Go through the records underneath and count the lines that include the string "declarations". Give nothing but the number.

Stored records:
- - - - -
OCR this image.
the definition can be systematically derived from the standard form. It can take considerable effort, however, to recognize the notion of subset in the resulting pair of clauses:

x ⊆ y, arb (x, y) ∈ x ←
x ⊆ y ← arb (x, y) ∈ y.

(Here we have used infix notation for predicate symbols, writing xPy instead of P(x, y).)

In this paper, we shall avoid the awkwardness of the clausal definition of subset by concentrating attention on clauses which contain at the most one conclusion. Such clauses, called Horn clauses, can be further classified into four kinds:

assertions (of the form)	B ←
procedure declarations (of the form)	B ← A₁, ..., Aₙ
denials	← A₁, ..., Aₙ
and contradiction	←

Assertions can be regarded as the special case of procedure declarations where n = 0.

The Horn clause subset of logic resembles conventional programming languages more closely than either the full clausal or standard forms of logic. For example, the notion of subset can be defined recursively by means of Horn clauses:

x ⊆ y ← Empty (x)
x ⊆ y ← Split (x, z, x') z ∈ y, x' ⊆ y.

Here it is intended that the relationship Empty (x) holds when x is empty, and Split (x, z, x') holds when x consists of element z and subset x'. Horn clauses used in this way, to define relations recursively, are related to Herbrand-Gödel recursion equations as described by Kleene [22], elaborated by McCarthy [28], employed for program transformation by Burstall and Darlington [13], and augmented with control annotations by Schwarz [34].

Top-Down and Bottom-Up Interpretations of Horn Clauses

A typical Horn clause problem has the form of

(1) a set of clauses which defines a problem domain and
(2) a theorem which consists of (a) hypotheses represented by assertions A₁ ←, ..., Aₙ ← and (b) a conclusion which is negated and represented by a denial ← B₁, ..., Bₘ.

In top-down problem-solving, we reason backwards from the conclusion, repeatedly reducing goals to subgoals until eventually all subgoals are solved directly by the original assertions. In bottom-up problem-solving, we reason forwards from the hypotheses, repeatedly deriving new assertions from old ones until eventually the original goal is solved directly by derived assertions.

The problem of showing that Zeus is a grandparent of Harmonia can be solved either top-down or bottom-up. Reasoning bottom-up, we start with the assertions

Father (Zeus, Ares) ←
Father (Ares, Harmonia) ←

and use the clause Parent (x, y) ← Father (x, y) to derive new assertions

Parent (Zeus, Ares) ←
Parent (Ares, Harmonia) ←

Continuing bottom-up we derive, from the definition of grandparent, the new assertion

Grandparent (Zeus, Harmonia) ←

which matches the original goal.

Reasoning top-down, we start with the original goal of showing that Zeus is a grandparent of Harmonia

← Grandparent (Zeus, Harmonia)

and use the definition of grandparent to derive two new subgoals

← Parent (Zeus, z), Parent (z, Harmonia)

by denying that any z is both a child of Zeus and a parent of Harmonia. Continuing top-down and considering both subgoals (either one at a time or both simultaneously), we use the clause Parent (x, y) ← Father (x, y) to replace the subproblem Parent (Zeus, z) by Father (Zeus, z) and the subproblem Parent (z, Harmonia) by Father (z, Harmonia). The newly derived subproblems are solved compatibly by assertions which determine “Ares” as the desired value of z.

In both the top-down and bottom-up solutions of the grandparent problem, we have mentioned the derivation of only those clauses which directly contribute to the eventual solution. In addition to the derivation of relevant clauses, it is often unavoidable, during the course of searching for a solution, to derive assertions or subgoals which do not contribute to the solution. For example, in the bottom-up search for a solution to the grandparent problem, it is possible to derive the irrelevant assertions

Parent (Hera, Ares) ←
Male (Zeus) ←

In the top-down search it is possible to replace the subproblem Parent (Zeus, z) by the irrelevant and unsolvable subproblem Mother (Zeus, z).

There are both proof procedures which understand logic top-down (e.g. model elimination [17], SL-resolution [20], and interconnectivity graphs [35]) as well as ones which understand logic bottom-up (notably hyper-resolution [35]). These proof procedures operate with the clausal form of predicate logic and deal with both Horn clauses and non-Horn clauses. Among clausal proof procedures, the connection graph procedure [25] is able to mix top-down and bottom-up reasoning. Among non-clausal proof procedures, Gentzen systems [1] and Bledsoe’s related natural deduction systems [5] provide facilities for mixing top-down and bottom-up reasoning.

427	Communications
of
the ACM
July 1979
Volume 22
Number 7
- - - - -
Expected output:
2